• [What you should do]:
Please put the lines of the records into a Markdown table with the columns Row and Line, numbering each line and leaving out blank lines. Begin at the first line of the records and stop after the line that contains "The nose 139 is at (514, 358).".
++++ Excerpted records ++++
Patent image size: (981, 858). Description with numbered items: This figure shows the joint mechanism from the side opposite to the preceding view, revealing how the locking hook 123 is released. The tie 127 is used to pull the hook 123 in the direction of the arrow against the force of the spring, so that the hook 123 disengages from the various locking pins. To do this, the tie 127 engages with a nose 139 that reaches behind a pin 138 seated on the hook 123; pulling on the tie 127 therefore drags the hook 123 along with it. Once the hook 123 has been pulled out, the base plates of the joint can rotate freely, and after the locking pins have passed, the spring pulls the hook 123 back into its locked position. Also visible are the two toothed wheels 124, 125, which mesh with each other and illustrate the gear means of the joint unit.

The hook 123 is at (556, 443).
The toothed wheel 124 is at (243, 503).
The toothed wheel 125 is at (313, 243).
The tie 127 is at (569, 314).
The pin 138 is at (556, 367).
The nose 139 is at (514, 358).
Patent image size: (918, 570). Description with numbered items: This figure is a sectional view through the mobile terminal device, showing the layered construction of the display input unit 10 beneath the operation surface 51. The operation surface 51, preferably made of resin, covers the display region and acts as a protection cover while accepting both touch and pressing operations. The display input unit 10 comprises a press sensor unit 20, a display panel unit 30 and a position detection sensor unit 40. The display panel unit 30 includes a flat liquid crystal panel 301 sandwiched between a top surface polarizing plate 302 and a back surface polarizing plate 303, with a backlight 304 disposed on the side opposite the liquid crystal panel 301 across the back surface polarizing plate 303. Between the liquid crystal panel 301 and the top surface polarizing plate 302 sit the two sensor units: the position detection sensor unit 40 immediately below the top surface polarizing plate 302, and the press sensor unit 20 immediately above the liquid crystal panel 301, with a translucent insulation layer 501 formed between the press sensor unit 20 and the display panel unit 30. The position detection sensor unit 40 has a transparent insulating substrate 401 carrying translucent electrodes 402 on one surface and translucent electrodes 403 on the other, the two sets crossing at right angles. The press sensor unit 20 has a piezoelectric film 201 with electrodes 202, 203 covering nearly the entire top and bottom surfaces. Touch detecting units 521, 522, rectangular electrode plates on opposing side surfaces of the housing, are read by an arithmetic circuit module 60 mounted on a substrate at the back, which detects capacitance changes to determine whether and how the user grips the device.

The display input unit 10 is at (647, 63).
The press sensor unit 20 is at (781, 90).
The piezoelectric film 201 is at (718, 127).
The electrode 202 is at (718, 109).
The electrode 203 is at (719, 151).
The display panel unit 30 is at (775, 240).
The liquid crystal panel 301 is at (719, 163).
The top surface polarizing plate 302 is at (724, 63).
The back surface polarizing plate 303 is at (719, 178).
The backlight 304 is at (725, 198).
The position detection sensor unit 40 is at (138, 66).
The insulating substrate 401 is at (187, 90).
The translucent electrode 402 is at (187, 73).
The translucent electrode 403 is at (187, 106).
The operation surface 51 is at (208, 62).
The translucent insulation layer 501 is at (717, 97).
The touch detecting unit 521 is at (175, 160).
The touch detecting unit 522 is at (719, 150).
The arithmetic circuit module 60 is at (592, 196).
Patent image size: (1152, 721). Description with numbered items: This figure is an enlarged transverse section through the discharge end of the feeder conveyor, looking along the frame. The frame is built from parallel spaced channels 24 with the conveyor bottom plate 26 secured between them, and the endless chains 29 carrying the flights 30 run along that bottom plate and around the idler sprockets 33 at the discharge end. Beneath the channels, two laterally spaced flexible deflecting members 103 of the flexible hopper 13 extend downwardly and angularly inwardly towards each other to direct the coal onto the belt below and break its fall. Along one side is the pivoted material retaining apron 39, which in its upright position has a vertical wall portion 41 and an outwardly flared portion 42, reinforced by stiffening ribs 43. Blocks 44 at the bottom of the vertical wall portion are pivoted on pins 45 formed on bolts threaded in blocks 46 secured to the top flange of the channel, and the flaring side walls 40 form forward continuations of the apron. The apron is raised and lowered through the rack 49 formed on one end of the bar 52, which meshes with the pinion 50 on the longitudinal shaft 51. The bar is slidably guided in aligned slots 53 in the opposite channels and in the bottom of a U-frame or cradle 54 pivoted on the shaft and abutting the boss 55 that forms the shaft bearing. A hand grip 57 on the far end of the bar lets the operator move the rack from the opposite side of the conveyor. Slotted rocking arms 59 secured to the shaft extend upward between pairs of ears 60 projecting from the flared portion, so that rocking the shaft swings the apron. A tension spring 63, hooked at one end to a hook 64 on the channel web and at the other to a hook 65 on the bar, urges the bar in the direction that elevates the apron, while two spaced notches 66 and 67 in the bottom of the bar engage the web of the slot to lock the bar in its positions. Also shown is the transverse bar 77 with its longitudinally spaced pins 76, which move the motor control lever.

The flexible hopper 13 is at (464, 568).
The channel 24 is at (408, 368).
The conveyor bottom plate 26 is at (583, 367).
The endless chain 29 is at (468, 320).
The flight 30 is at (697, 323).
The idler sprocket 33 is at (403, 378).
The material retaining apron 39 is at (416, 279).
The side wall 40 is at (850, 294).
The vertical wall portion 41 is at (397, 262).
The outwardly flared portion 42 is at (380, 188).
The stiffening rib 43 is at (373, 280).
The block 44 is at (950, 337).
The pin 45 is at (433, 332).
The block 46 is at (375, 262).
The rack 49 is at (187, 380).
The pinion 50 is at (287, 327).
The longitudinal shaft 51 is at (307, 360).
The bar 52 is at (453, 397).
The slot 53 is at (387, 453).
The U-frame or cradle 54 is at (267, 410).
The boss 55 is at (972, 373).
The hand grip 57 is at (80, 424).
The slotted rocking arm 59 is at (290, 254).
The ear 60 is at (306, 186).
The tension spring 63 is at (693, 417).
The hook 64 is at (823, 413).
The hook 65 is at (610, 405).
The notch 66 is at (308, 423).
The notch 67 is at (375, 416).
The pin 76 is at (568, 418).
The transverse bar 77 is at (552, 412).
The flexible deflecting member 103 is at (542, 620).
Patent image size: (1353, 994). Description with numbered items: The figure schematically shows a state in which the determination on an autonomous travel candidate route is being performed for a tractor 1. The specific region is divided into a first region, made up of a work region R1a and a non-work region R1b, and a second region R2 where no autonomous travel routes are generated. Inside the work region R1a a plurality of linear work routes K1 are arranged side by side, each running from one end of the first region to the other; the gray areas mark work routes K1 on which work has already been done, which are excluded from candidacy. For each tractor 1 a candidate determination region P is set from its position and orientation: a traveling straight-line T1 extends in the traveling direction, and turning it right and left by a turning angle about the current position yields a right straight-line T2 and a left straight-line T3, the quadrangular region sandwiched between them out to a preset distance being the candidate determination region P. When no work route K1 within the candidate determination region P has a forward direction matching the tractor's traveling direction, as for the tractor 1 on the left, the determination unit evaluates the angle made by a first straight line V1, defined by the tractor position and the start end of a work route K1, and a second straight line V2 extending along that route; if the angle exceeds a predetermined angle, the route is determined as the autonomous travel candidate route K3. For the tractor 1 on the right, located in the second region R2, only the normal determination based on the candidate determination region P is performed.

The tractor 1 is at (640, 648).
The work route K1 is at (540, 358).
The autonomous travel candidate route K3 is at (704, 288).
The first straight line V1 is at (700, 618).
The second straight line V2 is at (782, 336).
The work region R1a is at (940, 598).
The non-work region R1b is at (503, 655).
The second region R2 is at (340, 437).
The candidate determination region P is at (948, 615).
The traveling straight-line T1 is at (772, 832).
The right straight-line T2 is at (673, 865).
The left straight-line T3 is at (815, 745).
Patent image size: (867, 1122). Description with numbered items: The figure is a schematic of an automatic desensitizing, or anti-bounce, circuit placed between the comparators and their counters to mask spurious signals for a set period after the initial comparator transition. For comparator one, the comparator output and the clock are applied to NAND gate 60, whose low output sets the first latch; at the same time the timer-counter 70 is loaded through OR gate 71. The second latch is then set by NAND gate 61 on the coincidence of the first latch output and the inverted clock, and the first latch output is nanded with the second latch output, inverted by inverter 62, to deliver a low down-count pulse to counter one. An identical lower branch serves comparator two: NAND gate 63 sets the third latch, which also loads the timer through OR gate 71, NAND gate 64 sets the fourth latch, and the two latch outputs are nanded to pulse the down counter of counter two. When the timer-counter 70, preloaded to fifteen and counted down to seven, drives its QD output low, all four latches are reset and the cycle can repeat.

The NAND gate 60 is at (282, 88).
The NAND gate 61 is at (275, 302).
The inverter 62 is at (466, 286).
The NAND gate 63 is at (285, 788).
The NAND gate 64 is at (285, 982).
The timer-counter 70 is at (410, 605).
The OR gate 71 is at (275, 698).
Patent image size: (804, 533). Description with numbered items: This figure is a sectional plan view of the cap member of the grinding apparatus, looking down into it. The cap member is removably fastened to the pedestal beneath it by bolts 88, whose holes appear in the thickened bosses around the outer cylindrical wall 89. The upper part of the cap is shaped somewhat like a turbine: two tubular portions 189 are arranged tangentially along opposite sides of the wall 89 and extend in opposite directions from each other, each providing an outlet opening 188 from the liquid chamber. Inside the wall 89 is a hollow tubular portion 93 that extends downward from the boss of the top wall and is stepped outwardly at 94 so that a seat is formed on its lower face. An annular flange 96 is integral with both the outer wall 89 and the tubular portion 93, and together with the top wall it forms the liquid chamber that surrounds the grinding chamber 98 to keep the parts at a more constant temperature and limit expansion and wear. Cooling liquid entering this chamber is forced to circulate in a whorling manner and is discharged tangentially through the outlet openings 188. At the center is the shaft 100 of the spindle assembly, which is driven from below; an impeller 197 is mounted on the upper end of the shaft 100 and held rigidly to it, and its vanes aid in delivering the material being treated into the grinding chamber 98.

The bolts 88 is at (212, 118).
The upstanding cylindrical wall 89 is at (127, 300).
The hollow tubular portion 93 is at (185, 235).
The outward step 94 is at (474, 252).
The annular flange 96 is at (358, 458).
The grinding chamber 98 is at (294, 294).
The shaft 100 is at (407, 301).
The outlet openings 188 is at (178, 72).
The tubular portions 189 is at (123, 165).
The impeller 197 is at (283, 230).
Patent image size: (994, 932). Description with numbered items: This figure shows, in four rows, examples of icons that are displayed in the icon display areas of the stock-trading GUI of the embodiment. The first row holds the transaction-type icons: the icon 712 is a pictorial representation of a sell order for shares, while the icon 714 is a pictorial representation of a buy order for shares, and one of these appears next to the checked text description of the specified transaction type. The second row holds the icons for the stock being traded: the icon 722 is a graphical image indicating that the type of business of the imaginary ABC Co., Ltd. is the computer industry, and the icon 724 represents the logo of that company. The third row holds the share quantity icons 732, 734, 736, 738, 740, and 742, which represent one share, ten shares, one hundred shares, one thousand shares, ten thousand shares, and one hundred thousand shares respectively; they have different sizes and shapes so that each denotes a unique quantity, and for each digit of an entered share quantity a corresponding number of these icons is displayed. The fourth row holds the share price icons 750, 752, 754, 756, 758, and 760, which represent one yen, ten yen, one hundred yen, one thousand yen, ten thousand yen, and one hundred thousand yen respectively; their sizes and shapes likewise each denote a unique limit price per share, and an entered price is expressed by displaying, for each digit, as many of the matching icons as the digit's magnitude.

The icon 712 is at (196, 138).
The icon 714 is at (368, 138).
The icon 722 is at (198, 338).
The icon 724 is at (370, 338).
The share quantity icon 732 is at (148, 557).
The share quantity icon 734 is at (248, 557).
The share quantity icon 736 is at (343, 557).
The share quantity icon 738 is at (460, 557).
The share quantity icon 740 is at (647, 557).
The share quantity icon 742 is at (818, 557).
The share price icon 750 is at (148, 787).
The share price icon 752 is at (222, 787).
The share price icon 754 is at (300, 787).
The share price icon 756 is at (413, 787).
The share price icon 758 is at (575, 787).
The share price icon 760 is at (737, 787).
++++
• [Response]:
| Row | Line |
|---|---|
| 1 | Patent image size: (981, 858). Description with numbered items: This figure shows the joint mechanism from the side opposite to the preceding view, revealing how the locking hook 123 is released. The tie 127 is used to pull the hook 123 in the direction of the arrow against the force of the spring, so that the hook 123 disengages from the various locking pins. To do this, the tie 127 engages with a nose 139 that reaches behind a pin 138 seated on the hook 123; pulling on the tie 127 therefore drags the hook 123 along with it. Once the hook 123 has been pulled out, the base plates of the joint can rotate freely, and after the locking pins have passed, the spring pulls the hook 123 back into its locked position. Also visible are the two toothed wheels 124, 125, which mesh with each other and illustrate the gear means of the joint unit. |
| 2 | The hook 123 is at (556, 443). |
| 3 | The toothed wheel 124 is at (243, 503). |
| 4 | The toothed wheel 125 is at (313, 243). |
| 5 | The tie 127 is at (569, 314). |
| 6 | The pin 138 is at (556, 367). |
| 7 | The nose 139 is at (514, 358). |